_Written exercise_
Convert the data from its first line through the line containing "average-select[interactable]: chA 平均值", both included, into a Markdown table with the columns Row and Entry, numbering each line and omitting any blank lines.

_Exercise input_
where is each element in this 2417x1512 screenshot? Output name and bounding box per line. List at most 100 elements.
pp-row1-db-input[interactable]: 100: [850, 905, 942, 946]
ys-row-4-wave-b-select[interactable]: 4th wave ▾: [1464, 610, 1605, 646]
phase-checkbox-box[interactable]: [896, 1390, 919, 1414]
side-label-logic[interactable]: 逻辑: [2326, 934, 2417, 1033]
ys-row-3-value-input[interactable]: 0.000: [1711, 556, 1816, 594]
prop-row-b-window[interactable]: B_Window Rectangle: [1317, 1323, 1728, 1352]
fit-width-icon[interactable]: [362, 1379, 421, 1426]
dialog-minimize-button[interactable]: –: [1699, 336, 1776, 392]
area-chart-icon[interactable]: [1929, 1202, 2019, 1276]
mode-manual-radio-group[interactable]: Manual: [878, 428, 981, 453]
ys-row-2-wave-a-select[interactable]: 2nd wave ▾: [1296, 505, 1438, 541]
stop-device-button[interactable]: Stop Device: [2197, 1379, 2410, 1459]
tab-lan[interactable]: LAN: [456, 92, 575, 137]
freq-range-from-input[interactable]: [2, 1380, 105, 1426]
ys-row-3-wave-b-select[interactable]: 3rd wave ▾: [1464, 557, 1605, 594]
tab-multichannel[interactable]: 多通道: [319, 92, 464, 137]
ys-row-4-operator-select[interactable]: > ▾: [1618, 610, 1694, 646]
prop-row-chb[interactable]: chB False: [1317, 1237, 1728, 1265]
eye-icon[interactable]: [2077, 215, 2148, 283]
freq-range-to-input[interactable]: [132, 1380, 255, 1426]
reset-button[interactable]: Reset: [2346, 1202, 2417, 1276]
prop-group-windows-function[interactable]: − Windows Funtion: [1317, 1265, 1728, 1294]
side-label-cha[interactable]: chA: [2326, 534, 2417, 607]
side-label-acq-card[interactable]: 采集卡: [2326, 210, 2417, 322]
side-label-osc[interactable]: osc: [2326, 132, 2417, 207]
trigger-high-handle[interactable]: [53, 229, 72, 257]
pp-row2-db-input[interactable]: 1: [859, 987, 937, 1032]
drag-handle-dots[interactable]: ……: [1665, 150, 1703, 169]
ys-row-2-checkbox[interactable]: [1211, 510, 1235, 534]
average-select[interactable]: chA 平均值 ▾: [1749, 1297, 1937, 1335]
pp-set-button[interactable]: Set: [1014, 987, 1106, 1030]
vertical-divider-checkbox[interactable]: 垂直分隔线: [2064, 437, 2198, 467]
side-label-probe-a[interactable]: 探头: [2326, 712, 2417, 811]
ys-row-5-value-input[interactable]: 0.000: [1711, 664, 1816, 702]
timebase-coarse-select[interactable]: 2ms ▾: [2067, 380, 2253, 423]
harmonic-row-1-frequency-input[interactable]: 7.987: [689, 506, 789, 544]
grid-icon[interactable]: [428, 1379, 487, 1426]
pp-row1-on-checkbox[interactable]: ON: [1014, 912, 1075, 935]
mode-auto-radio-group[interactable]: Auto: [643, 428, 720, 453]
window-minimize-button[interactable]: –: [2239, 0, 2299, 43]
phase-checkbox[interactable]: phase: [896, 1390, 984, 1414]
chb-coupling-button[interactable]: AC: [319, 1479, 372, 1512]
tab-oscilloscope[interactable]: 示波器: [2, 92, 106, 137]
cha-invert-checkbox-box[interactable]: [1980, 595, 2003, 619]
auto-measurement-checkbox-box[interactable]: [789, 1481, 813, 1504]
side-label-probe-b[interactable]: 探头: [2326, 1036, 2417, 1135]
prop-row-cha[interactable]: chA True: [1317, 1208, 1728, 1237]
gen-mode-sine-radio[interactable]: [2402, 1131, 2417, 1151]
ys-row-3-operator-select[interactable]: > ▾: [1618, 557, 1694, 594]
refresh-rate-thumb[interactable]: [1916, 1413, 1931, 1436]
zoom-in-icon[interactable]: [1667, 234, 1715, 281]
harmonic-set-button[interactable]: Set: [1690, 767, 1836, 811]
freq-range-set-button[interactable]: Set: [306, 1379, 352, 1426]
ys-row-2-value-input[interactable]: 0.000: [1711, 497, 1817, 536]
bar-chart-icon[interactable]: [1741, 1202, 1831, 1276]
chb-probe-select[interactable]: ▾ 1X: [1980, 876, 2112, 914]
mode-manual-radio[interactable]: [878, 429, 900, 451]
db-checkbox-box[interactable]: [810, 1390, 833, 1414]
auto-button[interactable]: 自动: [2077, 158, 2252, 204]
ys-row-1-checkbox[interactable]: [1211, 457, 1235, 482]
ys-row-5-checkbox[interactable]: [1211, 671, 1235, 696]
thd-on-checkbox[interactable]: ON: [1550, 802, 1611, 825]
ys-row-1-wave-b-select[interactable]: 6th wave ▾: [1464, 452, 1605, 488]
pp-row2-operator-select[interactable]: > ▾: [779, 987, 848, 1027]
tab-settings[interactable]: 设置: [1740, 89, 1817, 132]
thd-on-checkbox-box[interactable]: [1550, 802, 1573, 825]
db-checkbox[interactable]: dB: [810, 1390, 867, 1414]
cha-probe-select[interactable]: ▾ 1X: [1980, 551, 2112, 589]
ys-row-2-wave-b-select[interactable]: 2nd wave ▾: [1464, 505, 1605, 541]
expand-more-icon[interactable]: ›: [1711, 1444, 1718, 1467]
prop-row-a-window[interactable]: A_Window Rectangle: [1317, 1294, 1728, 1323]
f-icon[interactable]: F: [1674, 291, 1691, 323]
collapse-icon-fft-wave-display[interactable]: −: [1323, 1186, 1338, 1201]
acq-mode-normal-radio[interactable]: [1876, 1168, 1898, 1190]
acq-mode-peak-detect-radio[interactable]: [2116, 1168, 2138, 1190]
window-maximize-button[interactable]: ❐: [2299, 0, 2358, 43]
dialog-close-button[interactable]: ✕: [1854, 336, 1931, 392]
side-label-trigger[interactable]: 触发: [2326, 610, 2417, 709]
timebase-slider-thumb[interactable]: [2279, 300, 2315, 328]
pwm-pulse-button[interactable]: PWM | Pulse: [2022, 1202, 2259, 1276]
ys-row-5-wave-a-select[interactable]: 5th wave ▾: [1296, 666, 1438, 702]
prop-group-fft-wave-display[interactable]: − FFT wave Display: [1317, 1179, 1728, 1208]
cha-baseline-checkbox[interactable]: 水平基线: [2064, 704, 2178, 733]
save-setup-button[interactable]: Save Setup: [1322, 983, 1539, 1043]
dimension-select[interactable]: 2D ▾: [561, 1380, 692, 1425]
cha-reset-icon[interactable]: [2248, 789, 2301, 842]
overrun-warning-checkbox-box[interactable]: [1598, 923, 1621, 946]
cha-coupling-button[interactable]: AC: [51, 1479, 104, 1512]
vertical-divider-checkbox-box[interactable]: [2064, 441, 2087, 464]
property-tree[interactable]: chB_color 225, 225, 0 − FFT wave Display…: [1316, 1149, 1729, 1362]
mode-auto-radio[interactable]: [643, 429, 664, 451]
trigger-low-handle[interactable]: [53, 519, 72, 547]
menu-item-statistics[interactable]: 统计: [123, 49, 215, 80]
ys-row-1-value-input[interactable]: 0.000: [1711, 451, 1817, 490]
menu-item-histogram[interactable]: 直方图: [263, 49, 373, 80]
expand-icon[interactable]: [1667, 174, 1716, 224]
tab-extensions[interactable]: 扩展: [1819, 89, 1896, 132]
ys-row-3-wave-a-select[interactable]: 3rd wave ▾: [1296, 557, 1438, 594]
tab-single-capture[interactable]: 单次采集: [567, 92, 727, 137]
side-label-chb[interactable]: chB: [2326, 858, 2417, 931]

_Written response_
| Row | Entry |
|---|---|
| 1 | where is each element in this 2417x1512 screenshot? Output name and bounding box per line. List at most 100 elements. |
| 2 | pp-row1-db-input[interactable]: 100: [850, 905, 942, 946] |
| 3 | ys-row-4-wave-b-select[interactable]: 4th wave ▾: [1464, 610, 1605, 646] |
| 4 | phase-checkbox-box[interactable]: [896, 1390, 919, 1414] |
| 5 | side-label-logic[interactable]: 逻辑: [2326, 934, 2417, 1033] |
| 6 | ys-row-3-value-input[interactable]: 0.000: [1711, 556, 1816, 594] |
| 7 | prop-row-b-window[interactable]: B_Window Rectangle: [1317, 1323, 1728, 1352] |
| 8 | fit-width-icon[interactable]: [362, 1379, 421, 1426] |
| 9 | dialog-minimize-button[interactable]: –: [1699, 336, 1776, 392] |
| 10 | area-chart-icon[interactable]: [1929, 1202, 2019, 1276] |
| 11 | mode-manual-radio-group[interactable]: Manual: [878, 428, 981, 453] |
| 12 | ys-row-2-wave-a-select[interactable]: 2nd wave ▾: [1296, 505, 1438, 541] |
| 13 | stop-device-button[interactable]: Stop Device: [2197, 1379, 2410, 1459] |
| 14 | tab-lan[interactable]: LAN: [456, 92, 575, 137] |
| 15 | freq-range-from-input[interactable]: [2, 1380, 105, 1426] |
| 16 | ys-row-3-wave-b-select[interactable]: 3rd wave ▾: [1464, 557, 1605, 594] |
| 17 | tab-multichannel[interactable]: 多通道: [319, 92, 464, 137] |
| 18 | ys-row-4-operator-select[interactable]: > ▾: [1618, 610, 1694, 646] |
| 19 | prop-row-chb[interactable]: chB False: [1317, 1237, 1728, 1265] |
| 20 | eye-icon[interactable]: [2077, 215, 2148, 283] |
| 21 | freq-range-to-input[interactable]: [132, 1380, 255, 1426] |
| 22 | reset-button[interactable]: Reset: [2346, 1202, 2417, 1276] |
| 23 | prop-group-windows-function[interactable]: − Windows Funtion: [1317, 1265, 1728, 1294] |
| 24 | side-label-cha[interactable]: chA: [2326, 534, 2417, 607] |
| 25 | side-label-acq-card[interactable]: 采集卡: [2326, 210, 2417, 322] |
| 26 | side-label-osc[interactable]: osc: [2326, 132, 2417, 207] |
| 27 | trigger-high-handle[interactable]: [53, 229, 72, 257] |
| 28 | pp-row2-db-input[interactable]: 1: [859, 987, 937, 1032] |
| 29 | drag-handle-dots[interactable]: ……: [1665, 150, 1703, 169] |
| 30 | ys-row-2-checkbox[interactable]: [1211, 510, 1235, 534] |
| 31 | average-select[interactable]: chA 平均值 ▾: [1749, 1297, 1937, 1335] |